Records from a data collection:
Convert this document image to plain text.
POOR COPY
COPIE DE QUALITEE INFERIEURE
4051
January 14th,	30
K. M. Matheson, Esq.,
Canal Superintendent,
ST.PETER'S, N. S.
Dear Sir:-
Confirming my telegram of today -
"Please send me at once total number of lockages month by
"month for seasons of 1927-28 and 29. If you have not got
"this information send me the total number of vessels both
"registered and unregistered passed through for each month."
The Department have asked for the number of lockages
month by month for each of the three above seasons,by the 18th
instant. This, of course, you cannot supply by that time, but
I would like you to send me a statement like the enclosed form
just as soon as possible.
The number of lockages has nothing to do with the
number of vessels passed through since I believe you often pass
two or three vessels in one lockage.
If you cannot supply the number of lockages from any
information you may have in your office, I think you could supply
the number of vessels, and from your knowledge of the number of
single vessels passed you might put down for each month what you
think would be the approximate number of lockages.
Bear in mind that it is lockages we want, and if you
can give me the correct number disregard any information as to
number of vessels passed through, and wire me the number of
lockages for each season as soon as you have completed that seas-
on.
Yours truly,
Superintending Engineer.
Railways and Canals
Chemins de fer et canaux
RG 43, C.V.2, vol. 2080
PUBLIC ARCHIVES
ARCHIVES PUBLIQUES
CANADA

PROBLEM TO SOLVE: Report how many lines above hold the string "have", giving nothing but the number.

TASK SOLUTION: 4